Start of INFORMATION SUPPLIED

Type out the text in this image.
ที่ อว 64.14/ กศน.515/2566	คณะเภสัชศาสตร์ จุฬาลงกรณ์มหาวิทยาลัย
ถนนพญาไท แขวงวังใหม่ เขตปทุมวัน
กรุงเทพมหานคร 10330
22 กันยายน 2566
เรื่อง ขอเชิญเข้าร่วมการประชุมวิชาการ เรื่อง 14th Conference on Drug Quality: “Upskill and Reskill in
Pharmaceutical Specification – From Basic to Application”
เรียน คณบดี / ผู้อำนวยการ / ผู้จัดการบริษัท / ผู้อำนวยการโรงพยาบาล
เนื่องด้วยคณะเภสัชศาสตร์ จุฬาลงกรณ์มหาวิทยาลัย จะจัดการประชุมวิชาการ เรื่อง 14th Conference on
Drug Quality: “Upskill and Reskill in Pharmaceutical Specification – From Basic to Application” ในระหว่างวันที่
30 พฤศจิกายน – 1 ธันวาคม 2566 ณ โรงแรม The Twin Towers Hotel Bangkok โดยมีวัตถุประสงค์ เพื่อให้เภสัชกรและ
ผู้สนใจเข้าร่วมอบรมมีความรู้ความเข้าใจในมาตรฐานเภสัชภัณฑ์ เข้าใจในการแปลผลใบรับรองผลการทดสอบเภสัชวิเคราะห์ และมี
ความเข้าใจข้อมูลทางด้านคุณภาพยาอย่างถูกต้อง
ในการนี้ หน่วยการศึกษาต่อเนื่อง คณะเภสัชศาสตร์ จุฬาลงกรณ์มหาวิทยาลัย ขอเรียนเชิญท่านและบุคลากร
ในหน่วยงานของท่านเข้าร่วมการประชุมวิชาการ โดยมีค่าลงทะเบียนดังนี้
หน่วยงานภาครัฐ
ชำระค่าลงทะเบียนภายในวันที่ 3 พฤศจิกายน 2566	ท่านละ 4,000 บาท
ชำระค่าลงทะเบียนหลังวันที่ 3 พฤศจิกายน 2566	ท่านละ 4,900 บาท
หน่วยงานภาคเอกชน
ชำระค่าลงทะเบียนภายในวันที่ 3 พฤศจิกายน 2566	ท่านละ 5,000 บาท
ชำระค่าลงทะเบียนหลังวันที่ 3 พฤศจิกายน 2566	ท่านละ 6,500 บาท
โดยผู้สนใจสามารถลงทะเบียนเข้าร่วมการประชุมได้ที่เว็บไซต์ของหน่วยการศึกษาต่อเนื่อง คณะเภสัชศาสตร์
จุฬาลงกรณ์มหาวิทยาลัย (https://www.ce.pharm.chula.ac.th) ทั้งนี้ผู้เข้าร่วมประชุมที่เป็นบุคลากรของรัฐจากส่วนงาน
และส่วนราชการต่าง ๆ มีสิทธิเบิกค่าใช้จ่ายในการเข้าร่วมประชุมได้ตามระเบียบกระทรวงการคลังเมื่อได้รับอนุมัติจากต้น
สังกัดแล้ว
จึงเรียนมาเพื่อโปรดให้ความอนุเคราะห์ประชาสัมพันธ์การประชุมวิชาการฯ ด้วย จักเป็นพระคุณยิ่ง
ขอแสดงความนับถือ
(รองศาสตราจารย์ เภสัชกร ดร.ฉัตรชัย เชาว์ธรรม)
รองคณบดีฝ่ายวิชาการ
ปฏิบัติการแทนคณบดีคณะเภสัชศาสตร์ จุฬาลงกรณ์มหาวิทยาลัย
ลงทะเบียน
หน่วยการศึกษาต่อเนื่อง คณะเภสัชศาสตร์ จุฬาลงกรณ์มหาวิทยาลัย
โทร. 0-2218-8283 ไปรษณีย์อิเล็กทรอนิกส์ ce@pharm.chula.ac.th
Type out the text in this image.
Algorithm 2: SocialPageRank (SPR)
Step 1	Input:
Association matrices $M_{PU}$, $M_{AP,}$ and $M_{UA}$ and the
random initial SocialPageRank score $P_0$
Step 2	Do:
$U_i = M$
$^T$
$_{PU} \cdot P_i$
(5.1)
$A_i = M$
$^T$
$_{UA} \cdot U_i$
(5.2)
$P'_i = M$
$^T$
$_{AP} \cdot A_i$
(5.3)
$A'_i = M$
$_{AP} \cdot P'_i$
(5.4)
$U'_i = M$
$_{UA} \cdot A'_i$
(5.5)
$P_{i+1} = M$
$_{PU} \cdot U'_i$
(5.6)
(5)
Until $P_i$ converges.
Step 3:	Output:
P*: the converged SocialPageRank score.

End of INFORMATION SUPPLIED

Say how many lines in the records contain the string "ทยาล", and say nothing else.

6